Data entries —
────────────────

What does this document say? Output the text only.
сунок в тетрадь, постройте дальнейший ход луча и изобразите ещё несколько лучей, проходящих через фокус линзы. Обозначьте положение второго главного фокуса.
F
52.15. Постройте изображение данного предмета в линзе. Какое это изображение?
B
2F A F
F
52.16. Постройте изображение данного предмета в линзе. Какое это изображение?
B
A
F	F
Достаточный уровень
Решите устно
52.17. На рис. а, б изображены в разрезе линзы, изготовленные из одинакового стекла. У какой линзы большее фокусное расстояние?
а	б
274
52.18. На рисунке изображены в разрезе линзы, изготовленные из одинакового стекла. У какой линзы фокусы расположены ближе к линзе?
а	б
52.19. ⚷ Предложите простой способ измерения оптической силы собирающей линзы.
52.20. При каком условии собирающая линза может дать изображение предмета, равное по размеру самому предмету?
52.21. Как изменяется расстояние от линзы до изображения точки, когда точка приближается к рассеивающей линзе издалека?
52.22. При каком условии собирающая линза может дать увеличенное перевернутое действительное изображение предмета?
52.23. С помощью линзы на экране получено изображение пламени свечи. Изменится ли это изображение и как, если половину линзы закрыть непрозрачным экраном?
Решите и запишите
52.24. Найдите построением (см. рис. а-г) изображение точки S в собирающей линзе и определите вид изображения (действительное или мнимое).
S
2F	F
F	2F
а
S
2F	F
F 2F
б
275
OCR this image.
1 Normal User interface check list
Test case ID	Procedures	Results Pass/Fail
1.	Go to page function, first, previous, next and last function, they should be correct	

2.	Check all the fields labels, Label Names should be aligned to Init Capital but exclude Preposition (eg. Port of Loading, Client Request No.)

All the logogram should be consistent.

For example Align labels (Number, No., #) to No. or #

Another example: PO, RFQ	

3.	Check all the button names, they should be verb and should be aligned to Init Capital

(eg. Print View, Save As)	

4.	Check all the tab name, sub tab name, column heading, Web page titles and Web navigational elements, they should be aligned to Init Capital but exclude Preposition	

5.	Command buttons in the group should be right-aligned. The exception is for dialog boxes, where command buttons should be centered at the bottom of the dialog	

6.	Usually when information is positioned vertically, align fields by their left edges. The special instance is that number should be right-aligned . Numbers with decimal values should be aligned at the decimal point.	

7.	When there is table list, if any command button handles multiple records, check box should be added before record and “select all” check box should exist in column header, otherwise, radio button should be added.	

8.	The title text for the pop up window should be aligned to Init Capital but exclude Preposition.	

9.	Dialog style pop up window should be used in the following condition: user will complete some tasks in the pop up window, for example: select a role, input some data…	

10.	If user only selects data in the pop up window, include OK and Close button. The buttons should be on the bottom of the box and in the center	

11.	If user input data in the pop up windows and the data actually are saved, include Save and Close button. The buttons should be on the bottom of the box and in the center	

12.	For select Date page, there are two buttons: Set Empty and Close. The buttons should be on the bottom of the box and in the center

────────────────

From the records above, extract every line exactly as it stands.

What does this document say? Output the text only.
сунок в тетрадь, постройте дальнейший ход луча и изобразите ещё несколько лучей, проходящих через фокус линзы. Обозначьте положение второго главного фокуса.
F
52.15. Постройте изображение данного предмета в линзе. Какое это изображение?
B
2F A F
F
52.16. Постройте изображение данного предмета в линзе. Какое это изображение?
B
A
F	F
Достаточный уровень
Решите устно
52.17. На рис. а, б изображены в разрезе линзы, изготовленные из одинакового стекла. У какой линзы большее фокусное расстояние?
а	б
274
52.18. На рисунке изображены в разрезе линзы, изготовленные из одинакового стекла. У какой линзы фокусы расположены ближе к линзе?
а	б
52.19. ⚷ Предложите простой способ измерения оптической силы собирающей линзы.
52.20. При каком условии собирающая линза может дать изображение предмета, равное по размеру самому предмету?
52.21. Как изменяется расстояние от линзы до изображения точки, когда точка приближается к рассеивающей линзе издалека?
52.22. При каком условии собирающая линза может дать увеличенное перевернутое действительное изображение предмета?
52.23. С помощью линзы на экране получено изображение пламени свечи. Изменится ли это изображение и как, если половину линзы закрыть непрозрачным экраном?
Решите и запишите
52.24. Найдите построением (см. рис. а-г) изображение точки S в собирающей линзе и определите вид изображения (действительное или мнимое).
S
2F	F
F	2F
а
S
2F	F
F 2F
б
275
OCR this image.
1 Normal User interface check list
Test case ID	Procedures	Results Pass/Fail
1.	Go to page function, first, previous, next and last function, they should be correct	

2.	Check all the fields labels, Label Names should be aligned to Init Capital but exclude Preposition (eg. Port of Loading, Client Request No.)

All the logogram should be consistent.

For example Align labels (Number, No., #) to No. or #

Another example: PO, RFQ	

3.	Check all the button names, they should be verb and should be aligned to Init Capital

(eg. Print View, Save As)	

4.	Check all the tab name, sub tab name, column heading, Web page titles and Web navigational elements, they should be aligned to Init Capital but exclude Preposition	

5.	Command buttons in the group should be right-aligned. The exception is for dialog boxes, where command buttons should be centered at the bottom of the dialog	

6.	Usually when information is positioned vertically, align fields by their left edges. The special instance is that number should be right-aligned . Numbers with decimal values should be aligned at the decimal point.	

7.	When there is table list, if any command button handles multiple records, check box should be added before record and “select all” check box should exist in column header, otherwise, radio button should be added.	

8.	The title text for the pop up window should be aligned to Init Capital but exclude Preposition.	

9.	Dialog style pop up window should be used in the following condition: user will complete some tasks in the pop up window, for example: select a role, input some data…	

10.	If user only selects data in the pop up window, include OK and Close button. The buttons should be on the bottom of the box and in the center	

11.	If user input data in the pop up windows and the data actually are saved, include Save and Close button. The buttons should be on the bottom of the box and in the center	

12.	For select Date page, there are two buttons: Set Empty and Close. The buttons should be on the bottom of the box and in the center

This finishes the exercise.